SUPPLIED RECORDS
* start *

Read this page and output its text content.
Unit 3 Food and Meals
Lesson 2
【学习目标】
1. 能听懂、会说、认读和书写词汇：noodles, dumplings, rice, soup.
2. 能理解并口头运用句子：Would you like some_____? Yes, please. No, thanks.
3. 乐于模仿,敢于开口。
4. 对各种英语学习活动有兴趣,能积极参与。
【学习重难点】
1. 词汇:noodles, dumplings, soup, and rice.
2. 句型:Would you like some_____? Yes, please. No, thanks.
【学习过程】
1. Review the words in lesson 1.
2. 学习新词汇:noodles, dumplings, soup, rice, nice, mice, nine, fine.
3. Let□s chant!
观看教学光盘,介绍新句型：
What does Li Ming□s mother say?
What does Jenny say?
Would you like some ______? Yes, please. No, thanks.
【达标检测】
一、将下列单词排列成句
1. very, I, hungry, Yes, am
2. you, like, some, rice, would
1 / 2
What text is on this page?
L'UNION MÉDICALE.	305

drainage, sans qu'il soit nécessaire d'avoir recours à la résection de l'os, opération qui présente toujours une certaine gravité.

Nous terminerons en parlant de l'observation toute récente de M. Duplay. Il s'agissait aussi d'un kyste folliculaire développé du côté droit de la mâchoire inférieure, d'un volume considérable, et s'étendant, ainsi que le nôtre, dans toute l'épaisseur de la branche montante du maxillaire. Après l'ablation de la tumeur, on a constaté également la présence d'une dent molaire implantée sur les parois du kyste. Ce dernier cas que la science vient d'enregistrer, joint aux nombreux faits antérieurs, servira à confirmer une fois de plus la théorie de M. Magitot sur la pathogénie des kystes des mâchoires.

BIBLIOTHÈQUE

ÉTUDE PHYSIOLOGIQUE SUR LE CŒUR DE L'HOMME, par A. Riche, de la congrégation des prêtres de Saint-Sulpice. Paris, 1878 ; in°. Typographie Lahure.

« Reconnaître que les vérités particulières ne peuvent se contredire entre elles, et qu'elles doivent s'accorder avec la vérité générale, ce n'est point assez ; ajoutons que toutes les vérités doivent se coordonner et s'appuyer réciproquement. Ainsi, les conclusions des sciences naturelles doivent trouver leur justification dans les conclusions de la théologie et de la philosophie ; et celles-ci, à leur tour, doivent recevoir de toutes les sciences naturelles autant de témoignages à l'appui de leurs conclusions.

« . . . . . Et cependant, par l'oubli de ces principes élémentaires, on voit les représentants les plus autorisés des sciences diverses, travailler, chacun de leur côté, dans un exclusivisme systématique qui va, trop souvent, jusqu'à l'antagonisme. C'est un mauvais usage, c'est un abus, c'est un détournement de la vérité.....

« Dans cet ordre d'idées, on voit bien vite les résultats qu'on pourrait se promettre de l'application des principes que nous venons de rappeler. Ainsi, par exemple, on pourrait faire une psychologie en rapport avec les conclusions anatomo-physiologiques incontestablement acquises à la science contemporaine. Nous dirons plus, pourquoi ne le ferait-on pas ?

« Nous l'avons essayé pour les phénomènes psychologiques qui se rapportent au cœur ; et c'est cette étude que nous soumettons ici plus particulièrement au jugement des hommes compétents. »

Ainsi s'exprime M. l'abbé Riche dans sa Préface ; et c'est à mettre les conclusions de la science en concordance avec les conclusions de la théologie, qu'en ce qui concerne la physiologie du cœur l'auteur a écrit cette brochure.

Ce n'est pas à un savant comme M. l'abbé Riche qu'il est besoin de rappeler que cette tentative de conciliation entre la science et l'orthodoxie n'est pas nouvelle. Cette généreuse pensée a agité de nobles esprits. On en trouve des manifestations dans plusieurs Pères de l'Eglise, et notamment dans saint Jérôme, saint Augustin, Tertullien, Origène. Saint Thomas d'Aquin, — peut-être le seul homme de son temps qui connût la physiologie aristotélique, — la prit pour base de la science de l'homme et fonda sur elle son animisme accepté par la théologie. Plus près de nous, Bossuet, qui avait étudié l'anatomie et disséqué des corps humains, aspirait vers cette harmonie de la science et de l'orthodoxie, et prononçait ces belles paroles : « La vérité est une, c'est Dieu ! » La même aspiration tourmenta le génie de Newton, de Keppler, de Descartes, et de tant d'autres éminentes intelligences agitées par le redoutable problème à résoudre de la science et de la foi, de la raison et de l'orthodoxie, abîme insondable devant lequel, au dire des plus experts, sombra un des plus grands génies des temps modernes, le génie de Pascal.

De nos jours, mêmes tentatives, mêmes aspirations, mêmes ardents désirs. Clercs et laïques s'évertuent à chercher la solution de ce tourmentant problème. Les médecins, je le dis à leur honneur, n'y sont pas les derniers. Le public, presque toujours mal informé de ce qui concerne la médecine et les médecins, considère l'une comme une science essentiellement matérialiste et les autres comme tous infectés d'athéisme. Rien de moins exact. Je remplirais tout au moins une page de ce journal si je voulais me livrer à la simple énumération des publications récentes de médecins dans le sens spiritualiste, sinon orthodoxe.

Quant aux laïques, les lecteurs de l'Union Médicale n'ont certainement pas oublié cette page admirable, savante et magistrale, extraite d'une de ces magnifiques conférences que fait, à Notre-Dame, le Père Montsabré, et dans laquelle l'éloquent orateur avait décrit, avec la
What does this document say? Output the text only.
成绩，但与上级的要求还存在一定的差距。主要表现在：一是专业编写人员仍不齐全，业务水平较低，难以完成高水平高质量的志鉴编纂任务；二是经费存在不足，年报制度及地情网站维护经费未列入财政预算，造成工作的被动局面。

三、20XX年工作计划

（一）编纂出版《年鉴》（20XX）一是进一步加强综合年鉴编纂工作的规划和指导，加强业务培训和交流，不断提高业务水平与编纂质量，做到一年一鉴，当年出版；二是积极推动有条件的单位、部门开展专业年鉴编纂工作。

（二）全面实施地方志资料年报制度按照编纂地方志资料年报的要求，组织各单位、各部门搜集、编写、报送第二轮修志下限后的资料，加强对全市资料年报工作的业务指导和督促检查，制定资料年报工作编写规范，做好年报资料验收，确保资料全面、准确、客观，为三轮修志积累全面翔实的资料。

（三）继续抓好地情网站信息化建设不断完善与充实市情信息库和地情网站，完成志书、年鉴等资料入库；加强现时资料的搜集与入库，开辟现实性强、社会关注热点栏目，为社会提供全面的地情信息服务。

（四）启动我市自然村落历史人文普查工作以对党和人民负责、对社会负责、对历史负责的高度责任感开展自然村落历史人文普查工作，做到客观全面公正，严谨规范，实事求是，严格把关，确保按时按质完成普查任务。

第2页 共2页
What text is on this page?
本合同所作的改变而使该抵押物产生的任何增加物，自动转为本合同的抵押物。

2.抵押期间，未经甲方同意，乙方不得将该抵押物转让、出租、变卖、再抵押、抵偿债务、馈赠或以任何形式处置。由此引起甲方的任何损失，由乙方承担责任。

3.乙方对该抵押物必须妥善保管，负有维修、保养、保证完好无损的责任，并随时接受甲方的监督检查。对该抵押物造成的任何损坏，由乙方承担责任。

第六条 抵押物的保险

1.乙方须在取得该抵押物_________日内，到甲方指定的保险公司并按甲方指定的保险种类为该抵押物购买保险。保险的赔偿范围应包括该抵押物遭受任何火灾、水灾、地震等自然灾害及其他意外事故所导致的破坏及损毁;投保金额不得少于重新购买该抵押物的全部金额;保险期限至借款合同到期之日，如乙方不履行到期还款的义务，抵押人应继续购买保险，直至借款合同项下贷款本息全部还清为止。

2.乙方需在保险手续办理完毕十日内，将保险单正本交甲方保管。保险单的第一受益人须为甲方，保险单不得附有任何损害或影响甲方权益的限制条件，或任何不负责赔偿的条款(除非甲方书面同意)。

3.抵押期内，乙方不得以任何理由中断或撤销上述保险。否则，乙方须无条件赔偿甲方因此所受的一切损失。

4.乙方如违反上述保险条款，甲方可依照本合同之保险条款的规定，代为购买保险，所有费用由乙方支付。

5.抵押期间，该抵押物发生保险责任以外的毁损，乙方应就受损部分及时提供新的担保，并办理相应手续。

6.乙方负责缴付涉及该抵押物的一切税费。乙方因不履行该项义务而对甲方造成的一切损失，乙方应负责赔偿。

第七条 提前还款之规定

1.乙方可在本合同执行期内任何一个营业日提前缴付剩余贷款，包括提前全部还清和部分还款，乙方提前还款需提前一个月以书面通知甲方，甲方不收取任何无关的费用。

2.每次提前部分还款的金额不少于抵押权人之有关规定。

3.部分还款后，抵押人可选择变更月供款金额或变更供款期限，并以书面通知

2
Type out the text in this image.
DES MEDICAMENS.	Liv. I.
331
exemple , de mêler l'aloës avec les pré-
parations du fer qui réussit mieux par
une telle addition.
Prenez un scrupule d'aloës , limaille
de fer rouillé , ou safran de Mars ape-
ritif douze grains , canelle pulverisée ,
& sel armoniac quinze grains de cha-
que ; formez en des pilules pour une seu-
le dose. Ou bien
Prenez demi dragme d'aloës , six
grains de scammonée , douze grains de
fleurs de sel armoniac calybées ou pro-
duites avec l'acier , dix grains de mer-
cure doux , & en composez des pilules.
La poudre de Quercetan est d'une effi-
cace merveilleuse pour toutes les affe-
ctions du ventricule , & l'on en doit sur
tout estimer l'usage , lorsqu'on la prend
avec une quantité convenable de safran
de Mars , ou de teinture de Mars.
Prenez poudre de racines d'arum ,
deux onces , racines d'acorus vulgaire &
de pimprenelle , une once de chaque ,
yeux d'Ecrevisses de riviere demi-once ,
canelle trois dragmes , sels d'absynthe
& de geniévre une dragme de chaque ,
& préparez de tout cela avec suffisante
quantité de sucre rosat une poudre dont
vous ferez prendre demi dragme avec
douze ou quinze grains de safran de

* end *

WRITTEN EXERCISE
Scan the data for the word "aloës" and copy every line where it shows up.

FINAL RESULT
exemple , de mêler l'aloës avec les pré-
Prenez un scrupule d'aloës , limaille
Prenez demi dragme d'aloës , six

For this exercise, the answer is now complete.